Extracted records:
◇ ◇ ◇ ◇ ◇ ◇ ◇

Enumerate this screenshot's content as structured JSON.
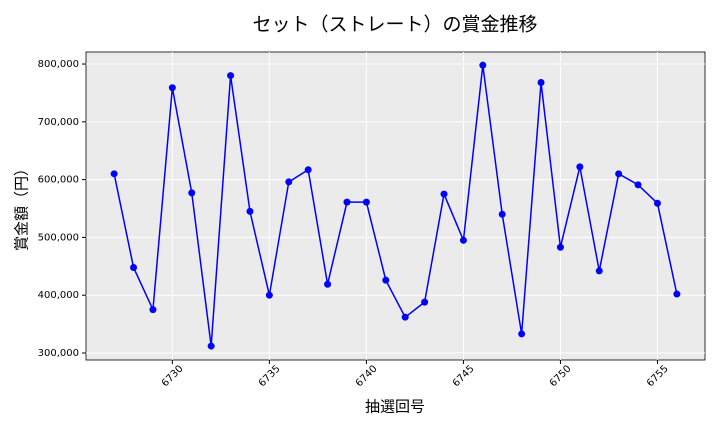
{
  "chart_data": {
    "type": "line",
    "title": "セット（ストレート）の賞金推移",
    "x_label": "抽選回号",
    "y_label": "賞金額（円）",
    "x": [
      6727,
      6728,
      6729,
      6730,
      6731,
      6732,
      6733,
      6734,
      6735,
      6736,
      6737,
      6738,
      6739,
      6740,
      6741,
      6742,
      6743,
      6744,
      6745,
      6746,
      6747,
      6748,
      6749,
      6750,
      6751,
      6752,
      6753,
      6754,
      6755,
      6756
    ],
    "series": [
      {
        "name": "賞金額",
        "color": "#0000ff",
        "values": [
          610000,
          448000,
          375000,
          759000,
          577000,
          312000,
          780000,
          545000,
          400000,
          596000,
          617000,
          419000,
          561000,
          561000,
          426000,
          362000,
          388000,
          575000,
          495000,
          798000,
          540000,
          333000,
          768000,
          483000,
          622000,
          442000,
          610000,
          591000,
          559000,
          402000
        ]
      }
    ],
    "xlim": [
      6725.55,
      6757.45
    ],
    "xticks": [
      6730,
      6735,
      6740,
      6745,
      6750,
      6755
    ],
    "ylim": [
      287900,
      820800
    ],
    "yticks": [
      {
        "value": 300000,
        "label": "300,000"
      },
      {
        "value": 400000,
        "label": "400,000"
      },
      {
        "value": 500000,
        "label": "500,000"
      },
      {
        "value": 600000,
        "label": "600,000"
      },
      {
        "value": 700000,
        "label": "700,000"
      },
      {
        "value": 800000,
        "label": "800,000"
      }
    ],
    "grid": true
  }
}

◇ ◇ ◇ ◇ ◇ ◇ ◇

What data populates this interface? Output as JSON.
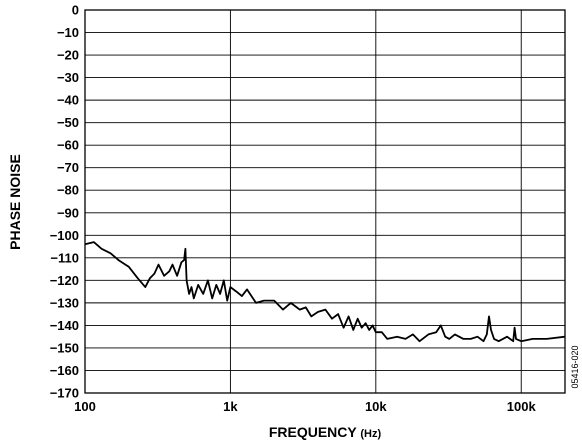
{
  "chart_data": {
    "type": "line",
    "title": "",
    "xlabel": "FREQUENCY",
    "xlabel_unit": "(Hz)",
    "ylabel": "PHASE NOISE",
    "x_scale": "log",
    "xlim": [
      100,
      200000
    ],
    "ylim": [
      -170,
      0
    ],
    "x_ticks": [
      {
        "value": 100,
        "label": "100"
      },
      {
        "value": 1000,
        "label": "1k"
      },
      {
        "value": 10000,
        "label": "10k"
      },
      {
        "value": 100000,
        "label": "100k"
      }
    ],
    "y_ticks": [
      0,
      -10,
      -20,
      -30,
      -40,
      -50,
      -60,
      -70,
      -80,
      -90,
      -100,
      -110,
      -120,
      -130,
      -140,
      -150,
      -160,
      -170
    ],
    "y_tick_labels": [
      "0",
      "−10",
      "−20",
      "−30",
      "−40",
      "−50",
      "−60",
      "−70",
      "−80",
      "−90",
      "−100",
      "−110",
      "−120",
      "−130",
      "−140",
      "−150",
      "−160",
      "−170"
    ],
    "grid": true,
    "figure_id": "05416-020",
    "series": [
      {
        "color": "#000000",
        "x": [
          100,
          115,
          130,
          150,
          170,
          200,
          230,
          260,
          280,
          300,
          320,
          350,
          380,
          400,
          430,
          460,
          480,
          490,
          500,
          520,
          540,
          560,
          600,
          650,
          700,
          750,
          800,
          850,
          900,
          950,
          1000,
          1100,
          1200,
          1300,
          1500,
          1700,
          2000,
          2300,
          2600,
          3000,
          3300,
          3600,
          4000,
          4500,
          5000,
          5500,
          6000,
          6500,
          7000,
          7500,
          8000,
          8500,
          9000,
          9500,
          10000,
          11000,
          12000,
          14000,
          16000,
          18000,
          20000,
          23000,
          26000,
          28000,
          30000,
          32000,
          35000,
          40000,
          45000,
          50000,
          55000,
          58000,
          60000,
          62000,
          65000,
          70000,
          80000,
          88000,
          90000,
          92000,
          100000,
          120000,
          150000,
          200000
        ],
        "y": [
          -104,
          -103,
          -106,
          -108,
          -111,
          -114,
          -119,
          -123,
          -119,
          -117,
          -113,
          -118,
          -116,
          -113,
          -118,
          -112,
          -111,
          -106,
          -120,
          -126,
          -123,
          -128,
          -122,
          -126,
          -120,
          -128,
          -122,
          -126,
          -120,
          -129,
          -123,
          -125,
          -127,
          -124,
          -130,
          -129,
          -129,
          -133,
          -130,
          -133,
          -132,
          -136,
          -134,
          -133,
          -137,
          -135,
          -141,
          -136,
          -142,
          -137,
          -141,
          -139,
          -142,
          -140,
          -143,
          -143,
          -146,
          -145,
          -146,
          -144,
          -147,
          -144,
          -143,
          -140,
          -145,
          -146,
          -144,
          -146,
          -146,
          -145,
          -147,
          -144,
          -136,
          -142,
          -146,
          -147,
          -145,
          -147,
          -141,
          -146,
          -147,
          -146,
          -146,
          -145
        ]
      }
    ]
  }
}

◇ ◇ ◇ ◇ ◇ ◇ ◇

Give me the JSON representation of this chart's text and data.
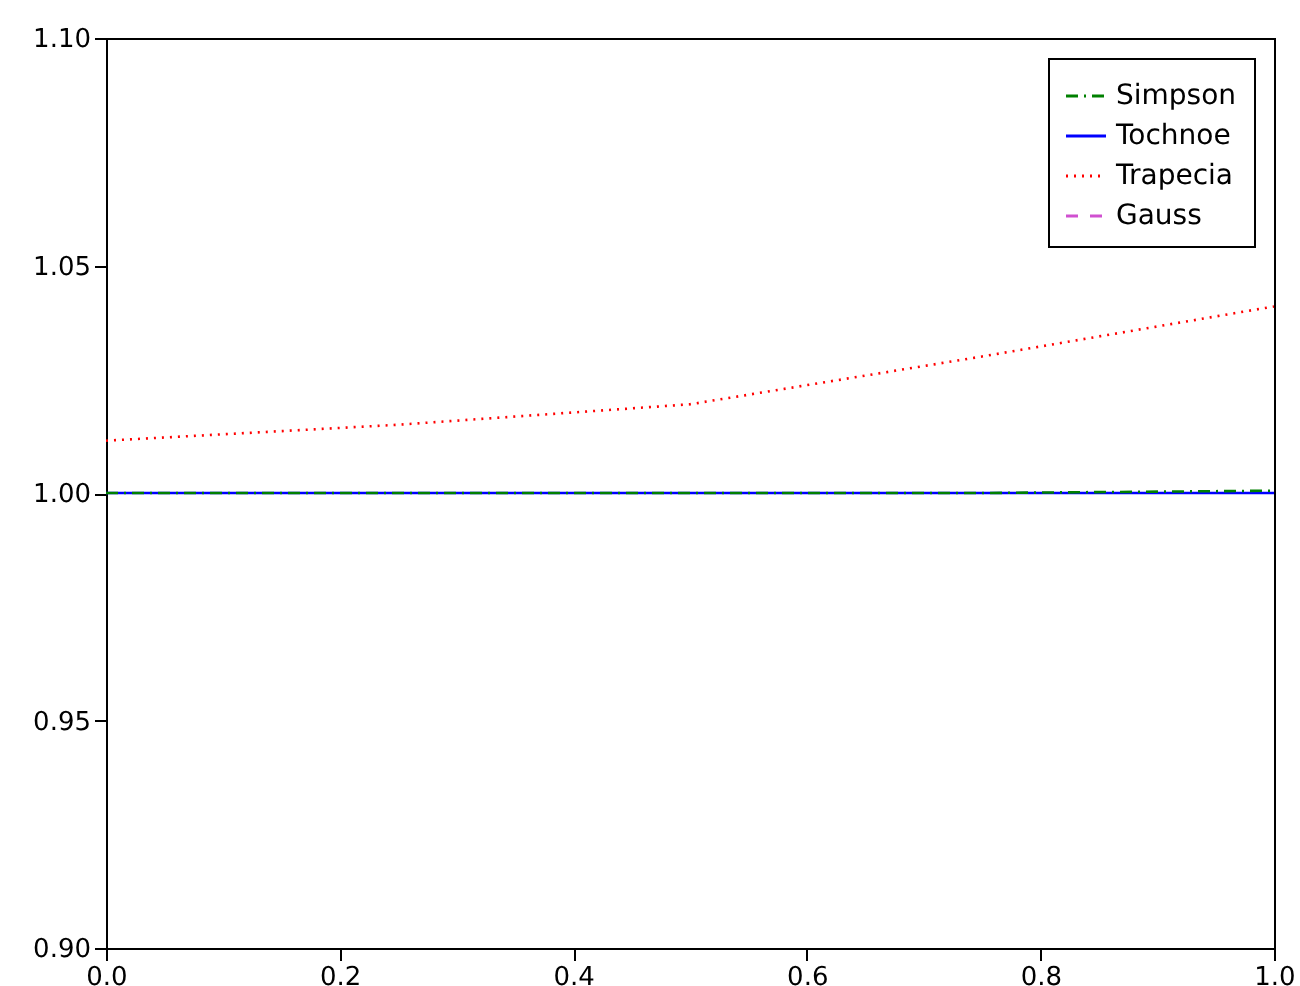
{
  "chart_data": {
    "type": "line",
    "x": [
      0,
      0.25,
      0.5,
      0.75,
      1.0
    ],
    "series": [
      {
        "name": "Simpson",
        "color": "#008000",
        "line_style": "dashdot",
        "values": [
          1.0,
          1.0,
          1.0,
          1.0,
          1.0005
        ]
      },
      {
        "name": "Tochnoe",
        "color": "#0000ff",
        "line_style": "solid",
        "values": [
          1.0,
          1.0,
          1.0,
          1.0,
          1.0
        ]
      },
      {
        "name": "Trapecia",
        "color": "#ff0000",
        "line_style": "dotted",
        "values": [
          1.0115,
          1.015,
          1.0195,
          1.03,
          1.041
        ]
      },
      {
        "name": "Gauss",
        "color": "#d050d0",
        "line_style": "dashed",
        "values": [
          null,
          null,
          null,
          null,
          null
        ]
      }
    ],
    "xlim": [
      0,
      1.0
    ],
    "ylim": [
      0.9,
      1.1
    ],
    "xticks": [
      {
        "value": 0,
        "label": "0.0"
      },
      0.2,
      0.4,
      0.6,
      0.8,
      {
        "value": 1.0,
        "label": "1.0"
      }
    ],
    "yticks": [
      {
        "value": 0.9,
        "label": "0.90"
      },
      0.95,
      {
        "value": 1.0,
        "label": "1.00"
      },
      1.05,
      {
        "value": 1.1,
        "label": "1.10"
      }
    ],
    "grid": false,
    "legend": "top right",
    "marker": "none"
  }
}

◇ ◇ ◇ ◇ ◇ ◇ ◇

> **SHORT TASK**:
Pick out each line containing "this" and report it.

> **TASK RESPONSE**:
Enumerate this screenshot's content as structured JSON.
What data populates this interface? Output as JSON.
Give me the JSON representation of this chart's text and data.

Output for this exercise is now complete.